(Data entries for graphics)
= = = = = = =

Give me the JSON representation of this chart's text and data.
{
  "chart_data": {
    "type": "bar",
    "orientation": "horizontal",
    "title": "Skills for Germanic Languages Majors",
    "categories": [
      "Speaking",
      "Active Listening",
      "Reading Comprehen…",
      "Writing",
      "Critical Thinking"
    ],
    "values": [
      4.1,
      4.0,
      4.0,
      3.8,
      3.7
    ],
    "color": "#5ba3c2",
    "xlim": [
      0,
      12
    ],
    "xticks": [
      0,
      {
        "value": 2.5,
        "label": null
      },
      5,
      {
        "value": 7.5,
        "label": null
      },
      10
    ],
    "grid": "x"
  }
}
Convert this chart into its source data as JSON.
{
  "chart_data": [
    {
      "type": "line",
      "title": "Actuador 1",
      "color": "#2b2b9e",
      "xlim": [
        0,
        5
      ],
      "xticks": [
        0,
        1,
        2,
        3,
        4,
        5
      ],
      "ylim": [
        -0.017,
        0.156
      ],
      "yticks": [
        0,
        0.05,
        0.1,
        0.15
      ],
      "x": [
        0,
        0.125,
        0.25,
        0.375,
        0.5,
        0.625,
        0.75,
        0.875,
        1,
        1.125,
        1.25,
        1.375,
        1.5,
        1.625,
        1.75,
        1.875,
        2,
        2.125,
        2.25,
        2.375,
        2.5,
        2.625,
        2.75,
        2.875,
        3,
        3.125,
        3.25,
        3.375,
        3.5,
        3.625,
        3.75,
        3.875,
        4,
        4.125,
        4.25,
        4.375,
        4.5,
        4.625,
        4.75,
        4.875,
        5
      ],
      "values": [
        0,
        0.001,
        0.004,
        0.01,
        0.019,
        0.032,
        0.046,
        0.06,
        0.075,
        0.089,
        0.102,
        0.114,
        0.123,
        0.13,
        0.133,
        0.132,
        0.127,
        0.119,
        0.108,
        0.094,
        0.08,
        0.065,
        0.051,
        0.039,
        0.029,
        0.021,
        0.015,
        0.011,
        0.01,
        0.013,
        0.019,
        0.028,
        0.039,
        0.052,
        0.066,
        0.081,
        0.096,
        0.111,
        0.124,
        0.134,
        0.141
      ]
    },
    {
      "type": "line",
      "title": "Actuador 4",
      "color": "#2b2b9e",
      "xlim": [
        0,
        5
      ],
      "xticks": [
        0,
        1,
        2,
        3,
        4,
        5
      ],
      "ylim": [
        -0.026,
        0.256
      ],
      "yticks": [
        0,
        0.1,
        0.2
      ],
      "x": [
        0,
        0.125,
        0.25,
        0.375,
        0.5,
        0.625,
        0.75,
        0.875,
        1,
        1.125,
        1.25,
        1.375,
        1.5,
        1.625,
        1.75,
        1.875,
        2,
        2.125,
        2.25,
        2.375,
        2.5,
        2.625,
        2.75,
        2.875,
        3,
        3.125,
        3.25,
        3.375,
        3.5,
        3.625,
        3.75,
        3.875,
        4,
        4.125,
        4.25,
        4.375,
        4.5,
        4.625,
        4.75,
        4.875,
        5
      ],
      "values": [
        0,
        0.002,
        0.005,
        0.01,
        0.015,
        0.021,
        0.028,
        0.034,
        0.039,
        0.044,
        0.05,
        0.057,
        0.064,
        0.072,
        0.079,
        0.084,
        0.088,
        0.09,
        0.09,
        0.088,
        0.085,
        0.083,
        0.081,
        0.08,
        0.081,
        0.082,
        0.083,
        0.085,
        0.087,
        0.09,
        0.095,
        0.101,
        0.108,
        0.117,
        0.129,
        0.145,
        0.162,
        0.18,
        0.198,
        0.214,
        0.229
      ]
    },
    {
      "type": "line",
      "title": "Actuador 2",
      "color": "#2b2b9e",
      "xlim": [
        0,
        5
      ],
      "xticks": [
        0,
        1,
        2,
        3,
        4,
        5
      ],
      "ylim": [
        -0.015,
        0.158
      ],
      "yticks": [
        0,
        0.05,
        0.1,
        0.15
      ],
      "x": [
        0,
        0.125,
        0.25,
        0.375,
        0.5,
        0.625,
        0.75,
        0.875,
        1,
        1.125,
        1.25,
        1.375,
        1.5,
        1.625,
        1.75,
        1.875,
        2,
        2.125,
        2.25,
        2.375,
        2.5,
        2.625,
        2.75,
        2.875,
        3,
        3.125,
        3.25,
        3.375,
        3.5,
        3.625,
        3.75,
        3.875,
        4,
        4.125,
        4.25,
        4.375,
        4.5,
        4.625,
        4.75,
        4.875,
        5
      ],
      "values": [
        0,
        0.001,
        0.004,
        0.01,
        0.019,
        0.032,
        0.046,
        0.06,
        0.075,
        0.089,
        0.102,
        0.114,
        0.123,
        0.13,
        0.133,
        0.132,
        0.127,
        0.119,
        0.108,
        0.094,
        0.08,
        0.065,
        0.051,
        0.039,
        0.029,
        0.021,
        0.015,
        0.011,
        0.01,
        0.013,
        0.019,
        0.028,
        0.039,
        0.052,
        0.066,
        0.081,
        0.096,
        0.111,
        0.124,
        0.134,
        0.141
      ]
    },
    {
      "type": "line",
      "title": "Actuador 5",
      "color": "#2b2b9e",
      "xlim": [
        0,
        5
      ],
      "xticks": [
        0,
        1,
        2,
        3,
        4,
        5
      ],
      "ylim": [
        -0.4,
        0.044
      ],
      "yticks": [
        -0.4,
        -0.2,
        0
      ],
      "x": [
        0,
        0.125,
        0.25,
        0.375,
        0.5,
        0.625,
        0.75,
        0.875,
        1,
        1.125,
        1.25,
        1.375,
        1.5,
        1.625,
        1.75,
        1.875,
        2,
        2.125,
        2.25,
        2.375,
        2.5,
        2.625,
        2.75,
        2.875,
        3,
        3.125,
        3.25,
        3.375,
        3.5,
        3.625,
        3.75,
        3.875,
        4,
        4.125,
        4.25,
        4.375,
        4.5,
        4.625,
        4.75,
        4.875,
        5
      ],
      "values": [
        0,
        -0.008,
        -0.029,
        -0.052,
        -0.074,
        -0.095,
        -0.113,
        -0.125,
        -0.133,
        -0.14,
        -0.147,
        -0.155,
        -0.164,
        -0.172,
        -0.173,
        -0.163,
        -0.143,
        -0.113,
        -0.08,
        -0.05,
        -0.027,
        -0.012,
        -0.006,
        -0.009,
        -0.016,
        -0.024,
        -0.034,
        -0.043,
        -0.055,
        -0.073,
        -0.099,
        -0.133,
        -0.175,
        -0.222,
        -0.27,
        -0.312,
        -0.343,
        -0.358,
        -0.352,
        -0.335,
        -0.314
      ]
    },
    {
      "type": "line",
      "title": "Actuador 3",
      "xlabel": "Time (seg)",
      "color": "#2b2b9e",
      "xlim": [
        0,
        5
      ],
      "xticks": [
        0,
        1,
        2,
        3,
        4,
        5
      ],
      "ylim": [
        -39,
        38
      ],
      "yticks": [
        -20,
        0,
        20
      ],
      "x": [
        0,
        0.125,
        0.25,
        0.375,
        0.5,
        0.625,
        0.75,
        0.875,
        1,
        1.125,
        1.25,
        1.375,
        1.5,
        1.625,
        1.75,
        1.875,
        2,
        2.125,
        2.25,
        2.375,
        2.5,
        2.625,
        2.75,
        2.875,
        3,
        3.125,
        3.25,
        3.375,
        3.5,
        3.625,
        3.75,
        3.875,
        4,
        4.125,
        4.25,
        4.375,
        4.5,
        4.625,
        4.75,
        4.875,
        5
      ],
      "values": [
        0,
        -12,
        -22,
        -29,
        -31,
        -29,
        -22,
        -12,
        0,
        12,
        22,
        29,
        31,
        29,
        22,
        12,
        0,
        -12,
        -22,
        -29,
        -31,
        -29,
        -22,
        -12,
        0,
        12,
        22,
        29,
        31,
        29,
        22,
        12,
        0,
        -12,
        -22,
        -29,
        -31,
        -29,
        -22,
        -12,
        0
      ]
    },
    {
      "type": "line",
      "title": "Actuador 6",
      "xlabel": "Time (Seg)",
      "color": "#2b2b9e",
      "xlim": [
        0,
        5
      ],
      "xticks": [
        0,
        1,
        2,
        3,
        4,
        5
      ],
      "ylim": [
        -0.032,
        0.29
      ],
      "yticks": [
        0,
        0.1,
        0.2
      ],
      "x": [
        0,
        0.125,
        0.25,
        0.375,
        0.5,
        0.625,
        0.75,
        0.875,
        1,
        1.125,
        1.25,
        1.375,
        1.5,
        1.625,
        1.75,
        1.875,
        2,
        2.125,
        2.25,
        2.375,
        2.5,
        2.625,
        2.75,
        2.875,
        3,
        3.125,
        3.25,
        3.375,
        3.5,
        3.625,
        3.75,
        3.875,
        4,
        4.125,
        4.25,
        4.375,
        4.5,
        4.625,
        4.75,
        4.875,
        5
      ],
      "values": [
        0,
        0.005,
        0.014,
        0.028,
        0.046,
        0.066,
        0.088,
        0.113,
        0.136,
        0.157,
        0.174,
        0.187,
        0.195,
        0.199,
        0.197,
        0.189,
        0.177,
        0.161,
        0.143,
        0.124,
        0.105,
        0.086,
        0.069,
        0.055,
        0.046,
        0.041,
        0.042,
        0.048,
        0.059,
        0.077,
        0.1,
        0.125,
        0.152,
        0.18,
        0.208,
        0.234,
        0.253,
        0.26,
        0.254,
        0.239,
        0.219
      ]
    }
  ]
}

= = = = = = =

◆ SHORT EXERCISE ◆
Copy every line from the entries that contains the word "this".

◆ COMPLETE OUTPUT ◆
Give me the JSON representation of this chart's text and data.
Convert this chart into its source data as JSON.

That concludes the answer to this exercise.